* Start Input rows *

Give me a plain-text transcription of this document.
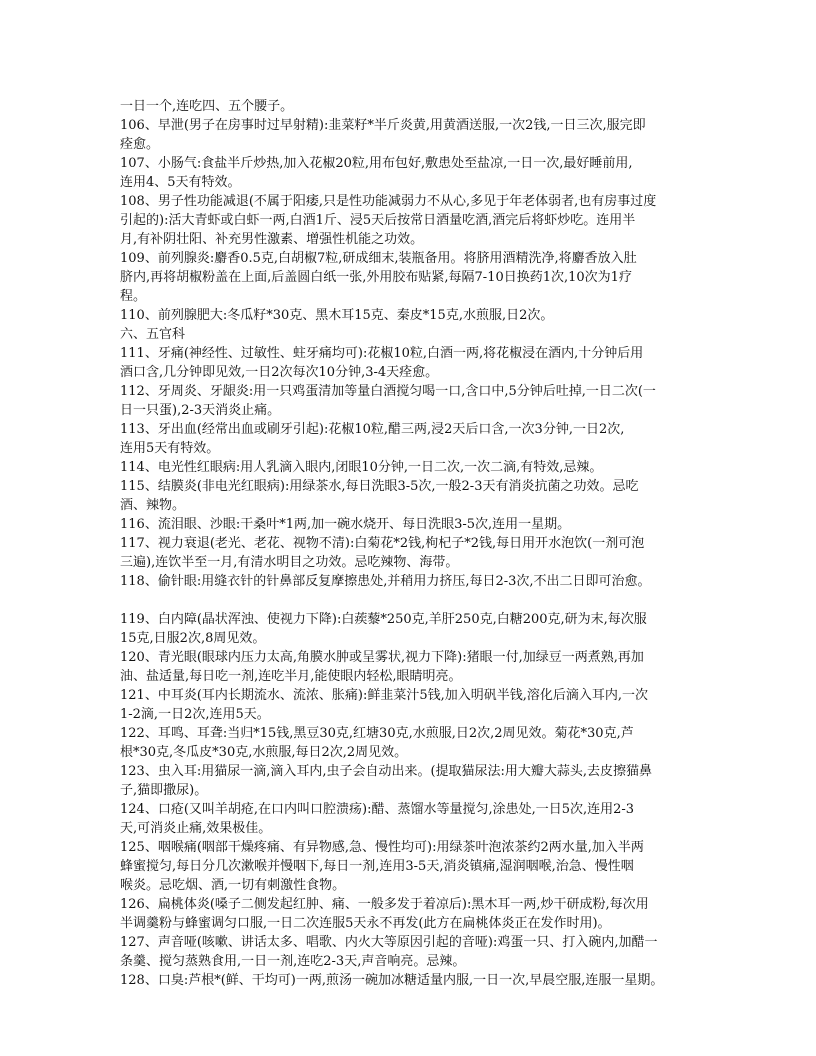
一日一个,连吃四、五个腰子。
106、早泄(男子在房事时过早射精):韭菜籽*半斤炎黄,用黄酒送服,一次2钱,一日三次,服完即
痊愈。
107、小肠气:食盐半斤炒热,加入花椒20粒,用布包好,敷患处至盐凉,一日一次,最好睡前用,
连用4、5天有特效。
108、男子性功能减退(不属于阳痿,只是性功能减弱力不从心,多见于年老体弱者,也有房事过度
引起的):活大青虾或白虾一两,白酒1斤、浸5天后按常日酒量吃酒,酒完后将虾炒吃。连用半
月,有补阴壮阳、补充男性激素、增强性机能之功效。
109、前列腺炎:麝香0.5克,白胡椒7粒,研成细末,装瓶备用。将脐用酒精洗净,将麝香放入肚
脐内,再将胡椒粉盖在上面,后盖圆白纸一张,外用胶布贴紧,每隔7-10日换药1次,10次为1疗
程。
110、前列腺肥大:冬瓜籽*30克、黑木耳15克、秦皮*15克,水煎服,日2次。
六、五官科
111、牙痛(神经性、过敏性、蛀牙痛均可):花椒10粒,白酒一两,将花椒浸在酒内,十分钟后用
酒口含,几分钟即见效,一日2次每次10分钟,3-4天痊愈。
112、牙周炎、牙龈炎:用一只鸡蛋清加等量白酒搅匀喝一口,含口中,5分钟后吐掉,一日二次(一
日一只蛋),2-3天消炎止痛。
113、牙出血(经常出血或刷牙引起):花椒10粒,醋三两,浸2天后口含,一次3分钟,一日2次,
连用5天有特效。
114、电光性红眼病:用人乳滴入眼内,闭眼10分钟,一日二次,一次二滴,有特效,忌辣。
115、结膜炎(非电光红眼病):用绿茶水,每日洗眼3-5次,一般2-3天有消炎抗菌之功效。忌吃
酒、辣物。
116、流泪眼、沙眼:干桑叶*1两,加一碗水烧开、每日洗眼3-5次,连用一星期。
117、视力衰退(老光、老花、视物不清):白菊花*2钱,枸杞子*2钱,每日用开水泡饮(一剂可泡
三遍),连饮半至一月,有清水明目之功效。忌吃辣物、海带。
118、偷针眼:用缝衣针的针鼻部反复摩擦患处,并稍用力挤压,每日2-3次,不出二日即可治愈。
119、白内障(晶状浑浊、使视力下降):白蒺藜*250克,羊肝250克,白糖200克,研为末,每次服
15克,日服2次,8周见效。
120、青光眼(眼球内压力太高,角膜水肿或呈雾状,视力下降):猪眼一付,加绿豆一两煮熟,再加
油、盐适量,每日吃一剂,连吃半月,能使眼内轻松,眼睛明亮。
121、中耳炎(耳内长期流水、流浓、胀痛):鲜韭菜汁5钱,加入明矾半钱,溶化后滴入耳内,一次
1-2滴,一日2次,连用5天。
122、耳鸣、耳聋:当归*15钱,黑豆30克,红塘30克,水煎服,日2次,2周见效。菊花*30克,芦
根*30克,冬瓜皮*30克,水煎服,每日2次,2周见效。
123、虫入耳:用猫尿一滴,滴入耳内,虫子会自动出来。(提取猫尿法:用大瓣大蒜头,去皮擦猫鼻
子,猫即撒尿)。
124、口疮(又叫羊胡疮,在口内叫口腔溃疡):醋、蒸馏水等量搅匀,涂患处,一日5次,连用2-3
天,可消炎止痛,效果极佳。
125、咽喉痛(咽部干燥疼痛、有异物感,急、慢性均可):用绿茶叶泡浓茶约2两水量,加入半两
蜂蜜搅匀,每日分几次漱喉并慢咽下,每日一剂,连用3-5天,消炎镇痛,湿润咽喉,治急、慢性咽
喉炎。忌吃烟、酒,一切有刺激性食物。
126、扁桃体炎(嗓子二侧发起红肿、痛、一般多发于着凉后):黑木耳一两,炒干研成粉,每次用
半调羹粉与蜂蜜调匀口服,一日二次连服5天永不再发(此方在扁桃体炎正在发作时用)。
127、声音哑(咳嗽、讲话太多、唱歌、内火大等原因引起的音哑):鸡蛋一只、打入碗内,加醋一
条羹、搅匀蒸熟食用,一日一剂,连吃2-3天,声音响亮。忌辣。
128、口臭:芦根*(鲜、干均可)一两,煎汤一碗加冰糖适量内服,一日一次,早晨空服,连服一星期。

* End Input rows *

## What you have to do:
Without including any pictures, print each record exactly.

## Output for this exercise:
Give me a plain-text transcription of this document.
一日一个,连吃四、五个腰子。
106、早泄(男子在房事时过早射精):韭菜籽*半斤炎黄,用黄酒送服,一次2钱,一日三次,服完即
痊愈。
107、小肠气:食盐半斤炒热,加入花椒20粒,用布包好,敷患处至盐凉,一日一次,最好睡前用,
连用4、5天有特效。
108、男子性功能减退(不属于阳痿,只是性功能减弱力不从心,多见于年老体弱者,也有房事过度
引起的):活大青虾或白虾一两,白酒1斤、浸5天后按常日酒量吃酒,酒完后将虾炒吃。连用半
月,有补阴壮阳、补充男性激素、增强性机能之功效。
109、前列腺炎:麝香0.5克,白胡椒7粒,研成细末,装瓶备用。将脐用酒精洗净,将麝香放入肚
脐内,再将胡椒粉盖在上面,后盖圆白纸一张,外用胶布贴紧,每隔7-10日换药1次,10次为1疗
程。
110、前列腺肥大:冬瓜籽*30克、黑木耳15克、秦皮*15克,水煎服,日2次。
六、五官科
111、牙痛(神经性、过敏性、蛀牙痛均可):花椒10粒,白酒一两,将花椒浸在酒内,十分钟后用
酒口含,几分钟即见效,一日2次每次10分钟,3-4天痊愈。
112、牙周炎、牙龈炎:用一只鸡蛋清加等量白酒搅匀喝一口,含口中,5分钟后吐掉,一日二次(一
日一只蛋),2-3天消炎止痛。
113、牙出血(经常出血或刷牙引起):花椒10粒,醋三两,浸2天后口含,一次3分钟,一日2次,
连用5天有特效。
114、电光性红眼病:用人乳滴入眼内,闭眼10分钟,一日二次,一次二滴,有特效,忌辣。
115、结膜炎(非电光红眼病):用绿茶水,每日洗眼3-5次,一般2-3天有消炎抗菌之功效。忌吃
酒、辣物。
116、流泪眼、沙眼:干桑叶*1两,加一碗水烧开、每日洗眼3-5次,连用一星期。
117、视力衰退(老光、老花、视物不清):白菊花*2钱,枸杞子*2钱,每日用开水泡饮(一剂可泡
三遍),连饮半至一月,有清水明目之功效。忌吃辣物、海带。
118、偷针眼:用缝衣针的针鼻部反复摩擦患处,并稍用力挤压,每日2-3次,不出二日即可治愈。
119、白内障(晶状浑浊、使视力下降):白蒺藜*250克,羊肝250克,白糖200克,研为末,每次服
15克,日服2次,8周见效。
120、青光眼(眼球内压力太高,角膜水肿或呈雾状,视力下降):猪眼一付,加绿豆一两煮熟,再加
油、盐适量,每日吃一剂,连吃半月,能使眼内轻松,眼睛明亮。
121、中耳炎(耳内长期流水、流浓、胀痛):鲜韭菜汁5钱,加入明矾半钱,溶化后滴入耳内,一次
1-2滴,一日2次,连用5天。
122、耳鸣、耳聋:当归*15钱,黑豆30克,红塘30克,水煎服,日2次,2周见效。菊花*30克,芦
根*30克,冬瓜皮*30克,水煎服,每日2次,2周见效。
123、虫入耳:用猫尿一滴,滴入耳内,虫子会自动出来。(提取猫尿法:用大瓣大蒜头,去皮擦猫鼻
子,猫即撒尿)。
124、口疮(又叫羊胡疮,在口内叫口腔溃疡):醋、蒸馏水等量搅匀,涂患处,一日5次,连用2-3
天,可消炎止痛,效果极佳。
125、咽喉痛(咽部干燥疼痛、有异物感,急、慢性均可):用绿茶叶泡浓茶约2两水量,加入半两
蜂蜜搅匀,每日分几次漱喉并慢咽下,每日一剂,连用3-5天,消炎镇痛,湿润咽喉,治急、慢性咽
喉炎。忌吃烟、酒,一切有刺激性食物。
126、扁桃体炎(嗓子二侧发起红肿、痛、一般多发于着凉后):黑木耳一两,炒干研成粉,每次用
半调羹粉与蜂蜜调匀口服,一日二次连服5天永不再发(此方在扁桃体炎正在发作时用)。
127、声音哑(咳嗽、讲话太多、唱歌、内火大等原因引起的音哑):鸡蛋一只、打入碗内,加醋一
条羹、搅匀蒸熟食用,一日一剂,连吃2-3天,声音响亮。忌辣。
128、口臭:芦根*(鲜、干均可)一两,煎汤一碗加冰糖适量内服,一日一次,早晨空服,连服一星期。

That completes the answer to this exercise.